[Stored data entries]
>>>>
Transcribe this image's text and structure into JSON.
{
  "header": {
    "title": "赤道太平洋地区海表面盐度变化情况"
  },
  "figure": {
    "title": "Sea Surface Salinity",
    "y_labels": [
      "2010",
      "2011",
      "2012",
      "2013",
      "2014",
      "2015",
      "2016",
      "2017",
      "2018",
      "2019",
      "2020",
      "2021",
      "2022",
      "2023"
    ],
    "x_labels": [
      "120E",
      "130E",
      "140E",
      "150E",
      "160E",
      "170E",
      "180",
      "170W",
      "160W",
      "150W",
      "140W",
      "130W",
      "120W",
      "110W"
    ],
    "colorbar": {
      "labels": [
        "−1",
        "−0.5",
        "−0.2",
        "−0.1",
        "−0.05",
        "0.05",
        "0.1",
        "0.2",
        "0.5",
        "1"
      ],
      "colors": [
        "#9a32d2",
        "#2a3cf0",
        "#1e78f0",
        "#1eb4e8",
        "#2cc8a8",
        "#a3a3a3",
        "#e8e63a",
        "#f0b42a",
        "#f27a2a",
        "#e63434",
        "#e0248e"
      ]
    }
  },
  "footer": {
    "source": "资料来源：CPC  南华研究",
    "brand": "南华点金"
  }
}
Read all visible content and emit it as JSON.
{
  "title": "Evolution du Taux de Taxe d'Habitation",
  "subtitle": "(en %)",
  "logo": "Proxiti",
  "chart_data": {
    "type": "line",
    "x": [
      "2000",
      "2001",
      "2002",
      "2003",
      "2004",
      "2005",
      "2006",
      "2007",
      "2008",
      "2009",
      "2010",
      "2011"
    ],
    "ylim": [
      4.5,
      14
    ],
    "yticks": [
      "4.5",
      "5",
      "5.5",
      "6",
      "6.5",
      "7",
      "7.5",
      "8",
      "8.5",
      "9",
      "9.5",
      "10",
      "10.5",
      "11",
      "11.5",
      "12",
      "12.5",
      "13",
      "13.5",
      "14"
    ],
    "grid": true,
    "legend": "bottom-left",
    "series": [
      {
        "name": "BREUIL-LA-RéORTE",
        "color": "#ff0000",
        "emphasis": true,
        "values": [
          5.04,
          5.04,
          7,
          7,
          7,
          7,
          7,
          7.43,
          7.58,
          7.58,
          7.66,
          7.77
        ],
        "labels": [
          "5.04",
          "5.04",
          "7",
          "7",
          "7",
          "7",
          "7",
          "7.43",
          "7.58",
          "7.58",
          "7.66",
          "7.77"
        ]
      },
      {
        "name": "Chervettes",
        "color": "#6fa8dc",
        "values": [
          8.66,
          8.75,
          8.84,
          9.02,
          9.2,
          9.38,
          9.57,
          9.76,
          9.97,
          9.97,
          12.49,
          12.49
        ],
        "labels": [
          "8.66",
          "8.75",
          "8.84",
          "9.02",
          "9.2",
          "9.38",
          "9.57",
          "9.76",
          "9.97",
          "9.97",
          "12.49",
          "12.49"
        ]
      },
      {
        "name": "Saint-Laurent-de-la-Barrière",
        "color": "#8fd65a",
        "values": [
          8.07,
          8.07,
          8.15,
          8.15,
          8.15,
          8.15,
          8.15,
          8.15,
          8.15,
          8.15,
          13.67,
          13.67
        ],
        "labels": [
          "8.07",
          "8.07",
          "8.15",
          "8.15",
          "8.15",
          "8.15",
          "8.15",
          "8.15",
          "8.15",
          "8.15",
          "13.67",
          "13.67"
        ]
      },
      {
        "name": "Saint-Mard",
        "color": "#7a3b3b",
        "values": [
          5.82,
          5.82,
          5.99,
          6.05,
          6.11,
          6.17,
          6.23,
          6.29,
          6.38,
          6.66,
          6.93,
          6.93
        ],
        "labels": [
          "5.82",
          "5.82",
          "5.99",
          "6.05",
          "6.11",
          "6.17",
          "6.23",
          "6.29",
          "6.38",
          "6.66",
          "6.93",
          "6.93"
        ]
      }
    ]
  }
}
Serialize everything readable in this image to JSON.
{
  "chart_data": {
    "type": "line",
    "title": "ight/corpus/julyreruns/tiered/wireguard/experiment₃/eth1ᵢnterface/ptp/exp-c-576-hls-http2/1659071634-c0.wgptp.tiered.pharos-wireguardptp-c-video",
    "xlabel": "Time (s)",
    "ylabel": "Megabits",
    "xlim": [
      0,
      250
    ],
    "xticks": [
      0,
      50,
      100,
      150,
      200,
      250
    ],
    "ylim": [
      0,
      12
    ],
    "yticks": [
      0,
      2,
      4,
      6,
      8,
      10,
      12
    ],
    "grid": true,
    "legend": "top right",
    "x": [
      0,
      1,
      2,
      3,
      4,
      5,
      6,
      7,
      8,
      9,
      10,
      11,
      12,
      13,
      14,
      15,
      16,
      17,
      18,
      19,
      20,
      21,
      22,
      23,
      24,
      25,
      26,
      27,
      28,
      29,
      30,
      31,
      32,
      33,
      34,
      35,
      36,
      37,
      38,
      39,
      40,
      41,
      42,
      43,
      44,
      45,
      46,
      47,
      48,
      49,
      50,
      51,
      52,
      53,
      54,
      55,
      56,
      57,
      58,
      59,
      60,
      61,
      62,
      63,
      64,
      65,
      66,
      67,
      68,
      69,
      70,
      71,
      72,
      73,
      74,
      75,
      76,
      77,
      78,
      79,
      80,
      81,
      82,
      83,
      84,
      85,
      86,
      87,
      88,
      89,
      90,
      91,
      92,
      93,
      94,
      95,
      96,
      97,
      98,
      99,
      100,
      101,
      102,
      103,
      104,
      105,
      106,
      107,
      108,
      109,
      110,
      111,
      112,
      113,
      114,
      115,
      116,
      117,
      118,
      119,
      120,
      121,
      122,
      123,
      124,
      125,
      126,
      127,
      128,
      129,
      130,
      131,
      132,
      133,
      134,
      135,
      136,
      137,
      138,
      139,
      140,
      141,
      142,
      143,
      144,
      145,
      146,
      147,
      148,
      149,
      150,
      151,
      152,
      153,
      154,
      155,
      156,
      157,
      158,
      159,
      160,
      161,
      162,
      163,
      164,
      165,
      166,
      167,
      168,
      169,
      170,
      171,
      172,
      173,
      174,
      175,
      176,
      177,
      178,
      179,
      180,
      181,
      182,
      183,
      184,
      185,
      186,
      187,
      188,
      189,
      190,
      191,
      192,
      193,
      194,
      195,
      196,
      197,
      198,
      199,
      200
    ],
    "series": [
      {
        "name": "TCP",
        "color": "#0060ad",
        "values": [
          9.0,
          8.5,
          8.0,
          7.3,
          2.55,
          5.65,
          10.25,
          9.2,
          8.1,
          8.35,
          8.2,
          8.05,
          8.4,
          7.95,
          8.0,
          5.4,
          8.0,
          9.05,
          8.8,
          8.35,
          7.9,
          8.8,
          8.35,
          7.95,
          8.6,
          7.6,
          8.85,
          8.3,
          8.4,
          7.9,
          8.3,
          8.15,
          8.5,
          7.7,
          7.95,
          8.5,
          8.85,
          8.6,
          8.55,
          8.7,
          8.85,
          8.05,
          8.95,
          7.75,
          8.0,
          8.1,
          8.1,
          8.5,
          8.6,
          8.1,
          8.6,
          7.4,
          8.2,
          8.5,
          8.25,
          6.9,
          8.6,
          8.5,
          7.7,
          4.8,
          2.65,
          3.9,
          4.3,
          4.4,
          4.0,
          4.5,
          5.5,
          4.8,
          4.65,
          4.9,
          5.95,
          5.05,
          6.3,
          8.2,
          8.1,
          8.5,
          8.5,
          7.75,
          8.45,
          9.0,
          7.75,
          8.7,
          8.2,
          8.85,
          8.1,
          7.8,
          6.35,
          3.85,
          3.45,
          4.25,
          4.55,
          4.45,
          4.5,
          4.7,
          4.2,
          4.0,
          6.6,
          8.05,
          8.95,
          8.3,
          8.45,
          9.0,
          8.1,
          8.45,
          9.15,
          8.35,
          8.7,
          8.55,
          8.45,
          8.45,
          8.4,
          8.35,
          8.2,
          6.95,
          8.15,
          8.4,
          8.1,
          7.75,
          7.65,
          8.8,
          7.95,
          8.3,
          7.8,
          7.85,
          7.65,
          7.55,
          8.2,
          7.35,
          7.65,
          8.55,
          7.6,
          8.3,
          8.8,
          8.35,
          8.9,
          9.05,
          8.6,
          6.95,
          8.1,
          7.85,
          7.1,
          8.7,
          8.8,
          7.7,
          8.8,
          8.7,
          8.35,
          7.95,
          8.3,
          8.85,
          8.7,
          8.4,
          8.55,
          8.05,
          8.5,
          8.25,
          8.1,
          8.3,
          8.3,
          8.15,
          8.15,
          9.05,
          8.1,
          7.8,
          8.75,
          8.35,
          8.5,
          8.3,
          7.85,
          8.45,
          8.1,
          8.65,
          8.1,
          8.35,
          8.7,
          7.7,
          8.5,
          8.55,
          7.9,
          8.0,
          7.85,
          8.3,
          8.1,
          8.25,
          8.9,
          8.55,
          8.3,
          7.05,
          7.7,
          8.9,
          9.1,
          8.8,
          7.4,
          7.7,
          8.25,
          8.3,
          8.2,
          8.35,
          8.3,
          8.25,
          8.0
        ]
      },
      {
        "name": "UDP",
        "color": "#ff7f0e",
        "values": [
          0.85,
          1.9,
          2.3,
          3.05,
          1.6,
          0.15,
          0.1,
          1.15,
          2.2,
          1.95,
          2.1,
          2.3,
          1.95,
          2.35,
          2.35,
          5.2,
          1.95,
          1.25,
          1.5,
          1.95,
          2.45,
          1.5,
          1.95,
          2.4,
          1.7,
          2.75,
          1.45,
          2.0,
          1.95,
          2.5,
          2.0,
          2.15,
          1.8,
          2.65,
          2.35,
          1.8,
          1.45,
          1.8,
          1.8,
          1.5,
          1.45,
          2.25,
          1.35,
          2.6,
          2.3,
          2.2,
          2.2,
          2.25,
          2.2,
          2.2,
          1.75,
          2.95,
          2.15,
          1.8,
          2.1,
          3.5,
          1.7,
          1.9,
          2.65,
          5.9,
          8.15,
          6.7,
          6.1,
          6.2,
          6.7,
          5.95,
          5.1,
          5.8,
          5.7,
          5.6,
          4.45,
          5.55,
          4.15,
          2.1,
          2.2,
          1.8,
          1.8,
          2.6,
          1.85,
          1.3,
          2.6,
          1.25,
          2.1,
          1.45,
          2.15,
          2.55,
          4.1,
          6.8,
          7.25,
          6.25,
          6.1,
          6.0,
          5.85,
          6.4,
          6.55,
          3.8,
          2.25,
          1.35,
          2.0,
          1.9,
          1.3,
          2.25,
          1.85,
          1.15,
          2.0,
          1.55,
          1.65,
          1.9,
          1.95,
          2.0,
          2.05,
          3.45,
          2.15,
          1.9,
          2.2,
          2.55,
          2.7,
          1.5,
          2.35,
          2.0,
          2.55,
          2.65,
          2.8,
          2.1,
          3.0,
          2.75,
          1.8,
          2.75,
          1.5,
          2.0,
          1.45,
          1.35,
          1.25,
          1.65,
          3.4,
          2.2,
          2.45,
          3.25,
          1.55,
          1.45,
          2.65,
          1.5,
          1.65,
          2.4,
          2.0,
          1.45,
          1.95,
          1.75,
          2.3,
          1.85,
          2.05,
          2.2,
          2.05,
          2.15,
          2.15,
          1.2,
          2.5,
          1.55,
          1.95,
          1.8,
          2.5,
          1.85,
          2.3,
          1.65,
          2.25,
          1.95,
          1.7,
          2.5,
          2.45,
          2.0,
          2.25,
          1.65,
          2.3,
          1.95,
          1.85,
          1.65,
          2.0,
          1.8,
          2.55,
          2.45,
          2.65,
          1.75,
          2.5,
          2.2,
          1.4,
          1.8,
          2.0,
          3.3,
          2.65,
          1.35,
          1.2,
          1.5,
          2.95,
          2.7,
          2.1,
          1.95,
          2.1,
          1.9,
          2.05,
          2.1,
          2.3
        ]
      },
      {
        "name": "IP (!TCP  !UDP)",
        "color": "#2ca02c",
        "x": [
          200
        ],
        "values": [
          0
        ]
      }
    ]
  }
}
<<<<
» WORK INSTRUCTIONS
Pull every line holding "name" out of the records.

» TASK SOLUTION
        "name": "BREUIL-LA-RéORTE",
        "name": "Chervettes",
        "name": "Saint-Laurent-de-la-Barrière",
        "name": "Saint-Mard",
        "name": "TCP",
        "name": "UDP",
        "name": "IP (!TCP  !UDP)",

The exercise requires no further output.